▼▼▼

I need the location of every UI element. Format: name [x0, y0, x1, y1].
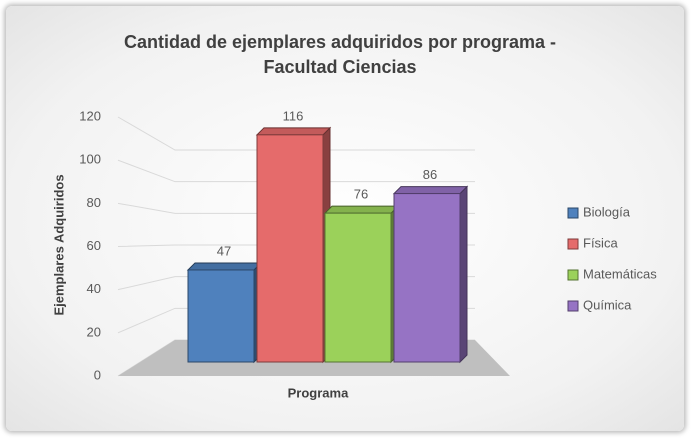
- y-tick-label: 60: [87, 238, 101, 253]
- x-axis-label: Programa: [288, 385, 349, 400]
- bar: [187, 269, 255, 363]
- data-label: 116: [283, 108, 304, 123]
- y-tick-label: 80: [87, 195, 101, 210]
- data-label: 76: [354, 187, 368, 202]
- y-tick-label: 0: [94, 367, 101, 382]
- legend-swatch: [567, 300, 579, 312]
- legend-label: Física: [583, 235, 618, 250]
- y-tick-label: 120: [79, 108, 101, 123]
- bar: [256, 134, 324, 363]
- legend-swatch: [567, 207, 579, 219]
- grid-line: [117, 159, 475, 183]
- legend-swatch: [567, 269, 579, 281]
- bar-top: [392, 186, 469, 195]
- bar: [393, 193, 461, 363]
- legend-label: Biología: [583, 204, 631, 219]
- legend-label: Matemáticas: [583, 266, 657, 281]
- y-tick-label: 100: [79, 152, 101, 167]
- y-axis-label: Ejemplares Adquiridos: [51, 174, 66, 315]
- bar: [324, 212, 392, 363]
- bar-side: [459, 185, 468, 364]
- grid-line: [117, 116, 475, 151]
- legend-label: Química: [583, 297, 632, 312]
- y-tick-label: 20: [87, 324, 101, 339]
- data-label: 47: [217, 243, 231, 258]
- y-tick-label: 40: [87, 281, 101, 296]
- chart-title: Cantidad de ejemplares adquiridos por pr…: [123, 32, 557, 77]
- bar-top: [186, 262, 263, 271]
- legend-swatch: [567, 238, 579, 250]
- bar-top: [255, 127, 332, 136]
- bar-top: [323, 205, 400, 214]
- data-label: 86: [423, 167, 437, 182]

▲▲▲

→ WHAT IS NEEDED: Rewrite the data above, substituting "legend-marker" for every occurrence of "legend-swatch" and leaving everything else unchanged. Omit the picture from your answer.

→ ANSWER BELOW:
I need the location of every UI element. Format: name [x0, y0, x1, y1].
- y-tick-label: 60: [87, 238, 101, 253]
- x-axis-label: Programa: [288, 385, 349, 400]
- bar: [187, 269, 255, 363]
- data-label: 116: [283, 108, 304, 123]
- y-tick-label: 80: [87, 195, 101, 210]
- data-label: 76: [354, 187, 368, 202]
- y-tick-label: 0: [94, 367, 101, 382]
- legend-marker: [567, 300, 579, 312]
- legend-label: Física: [583, 235, 618, 250]
- y-tick-label: 120: [79, 108, 101, 123]
- bar: [256, 134, 324, 363]
- legend-marker: [567, 207, 579, 219]
- grid-line: [117, 159, 475, 183]
- legend-marker: [567, 269, 579, 281]
- bar-top: [392, 186, 469, 195]
- bar: [393, 193, 461, 363]
- legend-label: Biología: [583, 204, 631, 219]
- legend-label: Matemáticas: [583, 266, 657, 281]
- y-tick-label: 100: [79, 152, 101, 167]
- y-axis-label: Ejemplares Adquiridos: [51, 174, 66, 315]
- bar: [324, 212, 392, 363]
- bar-side: [459, 185, 468, 364]
- grid-line: [117, 116, 475, 151]
- legend-label: Química: [583, 297, 632, 312]
- y-tick-label: 20: [87, 324, 101, 339]
- data-label: 47: [217, 243, 231, 258]
- y-tick-label: 40: [87, 281, 101, 296]
- chart-title: Cantidad de ejemplares adquiridos por pr…: [123, 32, 557, 77]
- bar-top: [186, 262, 263, 271]
- legend-marker: [567, 238, 579, 250]
- bar-top: [255, 127, 332, 136]
- bar-top: [323, 205, 400, 214]
- data-label: 86: [423, 167, 437, 182]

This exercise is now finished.